» **YOUR TASK**
Copy out the listing exactly.

» **SUPPLIED ENTRIES**

========================================================================

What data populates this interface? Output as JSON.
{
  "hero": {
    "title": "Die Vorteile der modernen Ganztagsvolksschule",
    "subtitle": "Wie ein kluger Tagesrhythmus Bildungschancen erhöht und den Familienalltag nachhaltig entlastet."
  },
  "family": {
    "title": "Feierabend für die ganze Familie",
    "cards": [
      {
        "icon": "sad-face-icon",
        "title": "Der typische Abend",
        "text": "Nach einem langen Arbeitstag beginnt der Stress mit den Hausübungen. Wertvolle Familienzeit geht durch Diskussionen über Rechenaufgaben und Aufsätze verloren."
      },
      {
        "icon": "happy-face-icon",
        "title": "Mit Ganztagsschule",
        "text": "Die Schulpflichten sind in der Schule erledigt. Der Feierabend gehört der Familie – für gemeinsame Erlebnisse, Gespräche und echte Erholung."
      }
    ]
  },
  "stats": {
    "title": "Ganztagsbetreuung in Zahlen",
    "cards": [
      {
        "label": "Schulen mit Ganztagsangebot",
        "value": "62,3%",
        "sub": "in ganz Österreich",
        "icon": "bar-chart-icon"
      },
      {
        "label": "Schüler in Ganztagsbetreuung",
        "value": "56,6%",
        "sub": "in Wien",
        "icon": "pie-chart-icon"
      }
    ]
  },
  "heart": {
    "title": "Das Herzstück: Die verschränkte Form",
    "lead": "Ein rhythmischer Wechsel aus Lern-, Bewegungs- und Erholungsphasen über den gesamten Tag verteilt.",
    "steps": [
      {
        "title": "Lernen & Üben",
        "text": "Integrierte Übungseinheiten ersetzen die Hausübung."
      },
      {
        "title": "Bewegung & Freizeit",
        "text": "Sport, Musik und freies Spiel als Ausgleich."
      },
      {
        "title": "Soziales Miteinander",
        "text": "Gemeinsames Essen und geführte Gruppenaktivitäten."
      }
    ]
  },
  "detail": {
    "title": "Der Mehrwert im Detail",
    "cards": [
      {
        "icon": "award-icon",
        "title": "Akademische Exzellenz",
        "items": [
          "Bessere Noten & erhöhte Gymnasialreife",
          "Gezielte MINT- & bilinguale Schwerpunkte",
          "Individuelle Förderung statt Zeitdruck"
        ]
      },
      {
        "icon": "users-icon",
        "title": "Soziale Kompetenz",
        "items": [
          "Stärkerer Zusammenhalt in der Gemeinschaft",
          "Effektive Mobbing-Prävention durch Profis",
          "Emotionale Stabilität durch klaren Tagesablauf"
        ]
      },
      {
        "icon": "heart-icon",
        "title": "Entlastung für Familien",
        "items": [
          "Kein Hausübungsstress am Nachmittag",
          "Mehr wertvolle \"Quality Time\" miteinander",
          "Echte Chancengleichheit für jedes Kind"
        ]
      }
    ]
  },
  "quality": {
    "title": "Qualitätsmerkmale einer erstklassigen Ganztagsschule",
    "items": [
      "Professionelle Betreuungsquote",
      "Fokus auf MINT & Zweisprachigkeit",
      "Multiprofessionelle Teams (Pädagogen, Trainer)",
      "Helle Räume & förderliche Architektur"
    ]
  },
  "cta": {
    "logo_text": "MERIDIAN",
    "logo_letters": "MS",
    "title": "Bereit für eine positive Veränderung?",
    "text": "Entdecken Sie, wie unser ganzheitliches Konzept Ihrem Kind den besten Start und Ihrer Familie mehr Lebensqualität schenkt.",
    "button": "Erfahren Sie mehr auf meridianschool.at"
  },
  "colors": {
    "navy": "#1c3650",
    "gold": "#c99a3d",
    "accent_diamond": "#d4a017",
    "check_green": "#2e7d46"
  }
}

========================================================================

» **WRITTEN SOLUTION**
What data populates this interface? Output as JSON.
{
  "hero": {
    "title": "Die Vorteile der modernen Ganztagsvolksschule",
    "subtitle": "Wie ein kluger Tagesrhythmus Bildungschancen erhöht und den Familienalltag nachhaltig entlastet."
  },
  "family": {
    "title": "Feierabend für die ganze Familie",
    "cards": [
      {
        "icon": "sad-face-icon",
        "title": "Der typische Abend",
        "text": "Nach einem langen Arbeitstag beginnt der Stress mit den Hausübungen. Wertvolle Familienzeit geht durch Diskussionen über Rechenaufgaben und Aufsätze verloren."
      },
      {
        "icon": "happy-face-icon",
        "title": "Mit Ganztagsschule",
        "text": "Die Schulpflichten sind in der Schule erledigt. Der Feierabend gehört der Familie – für gemeinsame Erlebnisse, Gespräche und echte Erholung."
      }
    ]
  },
  "stats": {
    "title": "Ganztagsbetreuung in Zahlen",
    "cards": [
      {
        "label": "Schulen mit Ganztagsangebot",
        "value": "62,3%",
        "sub": "in ganz Österreich",
        "icon": "bar-chart-icon"
      },
      {
        "label": "Schüler in Ganztagsbetreuung",
        "value": "56,6%",
        "sub": "in Wien",
        "icon": "pie-chart-icon"
      }
    ]
  },
  "heart": {
    "title": "Das Herzstück: Die verschränkte Form",
    "lead": "Ein rhythmischer Wechsel aus Lern-, Bewegungs- und Erholungsphasen über den gesamten Tag verteilt.",
    "steps": [
      {
        "title": "Lernen & Üben",
        "text": "Integrierte Übungseinheiten ersetzen die Hausübung."
      },
      {
        "title": "Bewegung & Freizeit",
        "text": "Sport, Musik und freies Spiel als Ausgleich."
      },
      {
        "title": "Soziales Miteinander",
        "text": "Gemeinsames Essen und geführte Gruppenaktivitäten."
      }
    ]
  },
  "detail": {
    "title": "Der Mehrwert im Detail",
    "cards": [
      {
        "icon": "award-icon",
        "title": "Akademische Exzellenz",
        "items": [
          "Bessere Noten & erhöhte Gymnasialreife",
          "Gezielte MINT- & bilinguale Schwerpunkte",
          "Individuelle Förderung statt Zeitdruck"
        ]
      },
      {
        "icon": "users-icon",
        "title": "Soziale Kompetenz",
        "items": [
          "Stärkerer Zusammenhalt in der Gemeinschaft",
          "Effektive Mobbing-Prävention durch Profis",
          "Emotionale Stabilität durch klaren Tagesablauf"
        ]
      },
      {
        "icon": "heart-icon",
        "title": "Entlastung für Familien",
        "items": [
          "Kein Hausübungsstress am Nachmittag",
          "Mehr wertvolle \"Quality Time\" miteinander",
          "Echte Chancengleichheit für jedes Kind"
        ]
      }
    ]
  },
  "quality": {
    "title": "Qualitätsmerkmale einer erstklassigen Ganztagsschule",
    "items": [
      "Professionelle Betreuungsquote",
      "Fokus auf MINT & Zweisprachigkeit",
      "Multiprofessionelle Teams (Pädagogen, Trainer)",
      "Helle Räume & förderliche Architektur"
    ]
  },
  "cta": {
    "logo_text": "MERIDIAN",
    "logo_letters": "MS",
    "title": "Bereit für eine positive Veränderung?",
    "text": "Entdecken Sie, wie unser ganzheitliches Konzept Ihrem Kind den besten Start und Ihrer Familie mehr Lebensqualität schenkt.",
    "button": "Erfahren Sie mehr auf meridianschool.at"
  },
  "colors": {
    "navy": "#1c3650",
    "gold": "#c99a3d",
    "accent_diamond": "#d4a017",
    "check_green": "#2e7d46"
  }
}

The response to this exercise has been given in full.